What to produce:
Every record should be written out exactly, please.

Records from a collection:
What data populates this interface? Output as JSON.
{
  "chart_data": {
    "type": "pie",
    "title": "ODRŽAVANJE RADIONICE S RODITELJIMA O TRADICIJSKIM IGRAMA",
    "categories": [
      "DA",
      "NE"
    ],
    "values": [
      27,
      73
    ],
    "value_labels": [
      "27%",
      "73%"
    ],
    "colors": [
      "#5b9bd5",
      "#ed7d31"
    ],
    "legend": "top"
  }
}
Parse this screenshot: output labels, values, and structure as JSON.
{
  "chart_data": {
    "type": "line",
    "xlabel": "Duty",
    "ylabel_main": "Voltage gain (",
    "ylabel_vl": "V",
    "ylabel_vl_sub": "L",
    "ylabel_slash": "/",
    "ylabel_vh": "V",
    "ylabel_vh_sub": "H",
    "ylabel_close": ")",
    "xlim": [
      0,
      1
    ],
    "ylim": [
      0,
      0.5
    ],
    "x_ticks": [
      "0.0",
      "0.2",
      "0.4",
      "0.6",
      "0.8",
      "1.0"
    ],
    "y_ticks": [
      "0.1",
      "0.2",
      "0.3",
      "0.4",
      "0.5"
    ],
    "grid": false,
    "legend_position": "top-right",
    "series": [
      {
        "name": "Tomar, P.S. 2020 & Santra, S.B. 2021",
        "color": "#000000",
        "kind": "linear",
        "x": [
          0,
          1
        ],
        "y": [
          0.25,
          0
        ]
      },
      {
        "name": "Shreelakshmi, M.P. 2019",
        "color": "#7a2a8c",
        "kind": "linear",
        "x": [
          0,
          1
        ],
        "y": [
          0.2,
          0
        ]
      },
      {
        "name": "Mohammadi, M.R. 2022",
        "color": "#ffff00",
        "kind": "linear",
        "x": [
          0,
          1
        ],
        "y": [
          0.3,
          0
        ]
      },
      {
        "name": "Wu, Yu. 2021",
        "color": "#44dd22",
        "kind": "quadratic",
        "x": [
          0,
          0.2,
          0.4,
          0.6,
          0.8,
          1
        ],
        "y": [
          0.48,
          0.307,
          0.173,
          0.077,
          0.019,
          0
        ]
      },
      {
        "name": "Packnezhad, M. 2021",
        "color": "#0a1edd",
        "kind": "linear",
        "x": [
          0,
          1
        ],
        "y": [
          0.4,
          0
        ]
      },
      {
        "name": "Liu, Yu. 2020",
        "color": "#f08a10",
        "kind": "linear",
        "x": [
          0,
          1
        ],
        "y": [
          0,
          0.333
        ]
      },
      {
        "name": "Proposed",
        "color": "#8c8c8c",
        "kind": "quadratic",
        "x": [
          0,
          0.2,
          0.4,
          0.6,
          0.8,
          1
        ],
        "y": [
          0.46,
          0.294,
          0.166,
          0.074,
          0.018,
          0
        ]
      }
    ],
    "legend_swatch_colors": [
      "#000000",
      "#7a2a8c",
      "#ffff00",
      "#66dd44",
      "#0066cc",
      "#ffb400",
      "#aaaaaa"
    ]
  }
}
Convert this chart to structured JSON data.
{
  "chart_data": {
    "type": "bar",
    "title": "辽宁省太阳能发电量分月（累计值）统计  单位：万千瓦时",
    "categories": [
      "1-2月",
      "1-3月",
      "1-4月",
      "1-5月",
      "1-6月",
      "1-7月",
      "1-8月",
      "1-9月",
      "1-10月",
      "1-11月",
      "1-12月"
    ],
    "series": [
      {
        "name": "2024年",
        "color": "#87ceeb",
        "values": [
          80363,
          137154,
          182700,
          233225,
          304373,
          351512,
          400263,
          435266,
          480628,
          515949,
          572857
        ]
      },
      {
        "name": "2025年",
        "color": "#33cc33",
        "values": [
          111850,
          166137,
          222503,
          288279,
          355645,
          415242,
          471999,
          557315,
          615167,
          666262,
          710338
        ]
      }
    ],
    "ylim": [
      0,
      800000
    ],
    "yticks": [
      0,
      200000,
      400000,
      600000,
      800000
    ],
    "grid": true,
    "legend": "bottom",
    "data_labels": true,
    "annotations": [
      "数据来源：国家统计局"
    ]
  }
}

Exercise solution:
What data populates this interface? Output as JSON.
{
  "chart_data": {
    "type": "pie",
    "title": "ODRŽAVANJE RADIONICE S RODITELJIMA O TRADICIJSKIM IGRAMA",
    "categories": [
      "DA",
      "NE"
    ],
    "values": [
      27,
      73
    ],
    "value_labels": [
      "27%",
      "73%"
    ],
    "colors": [
      "#5b9bd5",
      "#ed7d31"
    ],
    "legend": "top"
  }
}
Parse this screenshot: output labels, values, and structure as JSON.
{
  "chart_data": {
    "type": "line",
    "xlabel": "Duty",
    "ylabel_main": "Voltage gain (",
    "ylabel_vl": "V",
    "ylabel_vl_sub": "L",
    "ylabel_slash": "/",
    "ylabel_vh": "V",
    "ylabel_vh_sub": "H",
    "ylabel_close": ")",
    "xlim": [
      0,
      1
    ],
    "ylim": [
      0,
      0.5
    ],
    "x_ticks": [
      "0.0",
      "0.2",
      "0.4",
      "0.6",
      "0.8",
      "1.0"
    ],
    "y_ticks": [
      "0.1",
      "0.2",
      "0.3",
      "0.4",
      "0.5"
    ],
    "grid": false,
    "legend_position": "top-right",
    "series": [
      {
        "name": "Tomar, P.S. 2020 & Santra, S.B. 2021",
        "color": "#000000",
        "kind": "linear",
        "x": [
          0,
          1
        ],
        "y": [
          0.25,
          0
        ]
      },
      {
        "name": "Shreelakshmi, M.P. 2019",
        "color": "#7a2a8c",
        "kind": "linear",
        "x": [
          0,
          1
        ],
        "y": [
          0.2,
          0
        ]
      },
      {
        "name": "Mohammadi, M.R. 2022",
        "color": "#ffff00",
        "kind": "linear",
        "x": [
          0,
          1
        ],
        "y": [
          0.3,
          0
        ]
      },
      {
        "name": "Wu, Yu. 2021",
        "color": "#44dd22",
        "kind": "quadratic",
        "x": [
          0,
          0.2,
          0.4,
          0.6,
          0.8,
          1
        ],
        "y": [
          0.48,
          0.307,
          0.173,
          0.077,
          0.019,
          0
        ]
      },
      {
        "name": "Packnezhad, M. 2021",
        "color": "#0a1edd",
        "kind": "linear",
        "x": [
          0,
          1
        ],
        "y": [
          0.4,
          0
        ]
      },
      {
        "name": "Liu, Yu. 2020",
        "color": "#f08a10",
        "kind": "linear",
        "x": [
          0,
          1
        ],
        "y": [
          0,
          0.333
        ]
      },
      {
        "name": "Proposed",
        "color": "#8c8c8c",
        "kind": "quadratic",
        "x": [
          0,
          0.2,
          0.4,
          0.6,
          0.8,
          1
        ],
        "y": [
          0.46,
          0.294,
          0.166,
          0.074,
          0.018,
          0
        ]
      }
    ],
    "legend_swatch_colors": [
      "#000000",
      "#7a2a8c",
      "#ffff00",
      "#66dd44",
      "#0066cc",
      "#ffb400",
      "#aaaaaa"
    ]
  }
}
Convert this chart to structured JSON data.
{
  "chart_data": {
    "type": "bar",
    "title": "辽宁省太阳能发电量分月（累计值）统计  单位：万千瓦时",
    "categories": [
      "1-2月",
      "1-3月",
      "1-4月",
      "1-5月",
      "1-6月",
      "1-7月",
      "1-8月",
      "1-9月",
      "1-10月",
      "1-11月",
      "1-12月"
    ],
    "series": [
      {
        "name": "2024年",
        "color": "#87ceeb",
        "values": [
          80363,
          137154,
          182700,
          233225,
          304373,
          351512,
          400263,
          435266,
          480628,
          515949,
          572857
        ]
      },
      {
        "name": "2025年",
        "color": "#33cc33",
        "values": [
          111850,
          166137,
          222503,
          288279,
          355645,
          415242,
          471999,
          557315,
          615167,
          666262,
          710338
        ]
      }
    ],
    "ylim": [
      0,
      800000
    ],
    "yticks": [
      0,
      200000,
      400000,
      600000,
      800000
    ],
    "grid": true,
    "legend": "bottom",
    "data_labels": true,
    "annotations": [
      "数据来源：国家统计局"
    ]
  }
}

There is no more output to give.